• _Data extract_:

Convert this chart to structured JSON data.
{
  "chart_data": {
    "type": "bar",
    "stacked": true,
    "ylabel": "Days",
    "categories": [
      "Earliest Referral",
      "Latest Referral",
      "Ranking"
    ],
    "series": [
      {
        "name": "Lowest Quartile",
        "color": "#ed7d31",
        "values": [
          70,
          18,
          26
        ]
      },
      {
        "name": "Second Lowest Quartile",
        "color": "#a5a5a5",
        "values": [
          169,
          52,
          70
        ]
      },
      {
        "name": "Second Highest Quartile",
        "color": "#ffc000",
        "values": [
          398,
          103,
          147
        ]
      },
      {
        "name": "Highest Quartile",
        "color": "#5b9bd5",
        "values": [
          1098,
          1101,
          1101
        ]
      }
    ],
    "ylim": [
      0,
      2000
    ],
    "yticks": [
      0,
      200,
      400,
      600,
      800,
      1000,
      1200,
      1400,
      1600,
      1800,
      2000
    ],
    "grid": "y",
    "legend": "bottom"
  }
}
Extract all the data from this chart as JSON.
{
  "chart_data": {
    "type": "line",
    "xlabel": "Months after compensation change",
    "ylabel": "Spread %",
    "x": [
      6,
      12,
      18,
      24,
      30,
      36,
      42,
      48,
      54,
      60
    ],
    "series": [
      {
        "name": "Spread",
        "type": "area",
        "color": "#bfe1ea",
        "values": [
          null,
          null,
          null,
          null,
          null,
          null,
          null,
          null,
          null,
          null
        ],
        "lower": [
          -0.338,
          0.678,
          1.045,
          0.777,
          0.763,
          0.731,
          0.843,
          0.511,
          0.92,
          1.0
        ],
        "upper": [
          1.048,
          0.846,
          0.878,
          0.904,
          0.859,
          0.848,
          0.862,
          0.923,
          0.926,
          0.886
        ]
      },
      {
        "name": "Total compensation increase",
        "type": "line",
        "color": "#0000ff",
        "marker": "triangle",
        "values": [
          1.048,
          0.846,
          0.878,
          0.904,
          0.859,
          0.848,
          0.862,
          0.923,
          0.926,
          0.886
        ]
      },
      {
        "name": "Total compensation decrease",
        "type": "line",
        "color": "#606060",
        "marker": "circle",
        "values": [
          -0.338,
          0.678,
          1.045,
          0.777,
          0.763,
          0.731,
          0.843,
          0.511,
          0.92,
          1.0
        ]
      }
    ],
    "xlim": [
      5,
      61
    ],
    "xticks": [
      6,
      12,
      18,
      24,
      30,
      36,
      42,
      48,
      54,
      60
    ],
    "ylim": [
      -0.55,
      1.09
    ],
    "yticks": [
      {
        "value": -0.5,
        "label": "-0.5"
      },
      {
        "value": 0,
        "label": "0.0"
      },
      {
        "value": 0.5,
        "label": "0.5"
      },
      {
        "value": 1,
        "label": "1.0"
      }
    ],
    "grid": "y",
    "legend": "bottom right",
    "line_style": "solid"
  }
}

• _Directions for this task_:
The records above should be duplicated in full, exactly as given.

• _Expected output_:
Convert this chart to structured JSON data.
{
  "chart_data": {
    "type": "bar",
    "stacked": true,
    "ylabel": "Days",
    "categories": [
      "Earliest Referral",
      "Latest Referral",
      "Ranking"
    ],
    "series": [
      {
        "name": "Lowest Quartile",
        "color": "#ed7d31",
        "values": [
          70,
          18,
          26
        ]
      },
      {
        "name": "Second Lowest Quartile",
        "color": "#a5a5a5",
        "values": [
          169,
          52,
          70
        ]
      },
      {
        "name": "Second Highest Quartile",
        "color": "#ffc000",
        "values": [
          398,
          103,
          147
        ]
      },
      {
        "name": "Highest Quartile",
        "color": "#5b9bd5",
        "values": [
          1098,
          1101,
          1101
        ]
      }
    ],
    "ylim": [
      0,
      2000
    ],
    "yticks": [
      0,
      200,
      400,
      600,
      800,
      1000,
      1200,
      1400,
      1600,
      1800,
      2000
    ],
    "grid": "y",
    "legend": "bottom"
  }
}
Extract all the data from this chart as JSON.
{
  "chart_data": {
    "type": "line",
    "xlabel": "Months after compensation change",
    "ylabel": "Spread %",
    "x": [
      6,
      12,
      18,
      24,
      30,
      36,
      42,
      48,
      54,
      60
    ],
    "series": [
      {
        "name": "Spread",
        "type": "area",
        "color": "#bfe1ea",
        "values": [
          null,
          null,
          null,
          null,
          null,
          null,
          null,
          null,
          null,
          null
        ],
        "lower": [
          -0.338,
          0.678,
          1.045,
          0.777,
          0.763,
          0.731,
          0.843,
          0.511,
          0.92,
          1.0
        ],
        "upper": [
          1.048,
          0.846,
          0.878,
          0.904,
          0.859,
          0.848,
          0.862,
          0.923,
          0.926,
          0.886
        ]
      },
      {
        "name": "Total compensation increase",
        "type": "line",
        "color": "#0000ff",
        "marker": "triangle",
        "values": [
          1.048,
          0.846,
          0.878,
          0.904,
          0.859,
          0.848,
          0.862,
          0.923,
          0.926,
          0.886
        ]
      },
      {
        "name": "Total compensation decrease",
        "type": "line",
        "color": "#606060",
        "marker": "circle",
        "values": [
          -0.338,
          0.678,
          1.045,
          0.777,
          0.763,
          0.731,
          0.843,
          0.511,
          0.92,
          1.0
        ]
      }
    ],
    "xlim": [
      5,
      61
    ],
    "xticks": [
      6,
      12,
      18,
      24,
      30,
      36,
      42,
      48,
      54,
      60
    ],
    "ylim": [
      -0.55,
      1.09
    ],
    "yticks": [
      {
        "value": -0.5,
        "label": "-0.5"
      },
      {
        "value": 0,
        "label": "0.0"
      },
      {
        "value": 0.5,
        "label": "0.5"
      },
      {
        "value": 1,
        "label": "1.0"
      }
    ],
    "grid": "y",
    "legend": "bottom right",
    "line_style": "solid"
  }
}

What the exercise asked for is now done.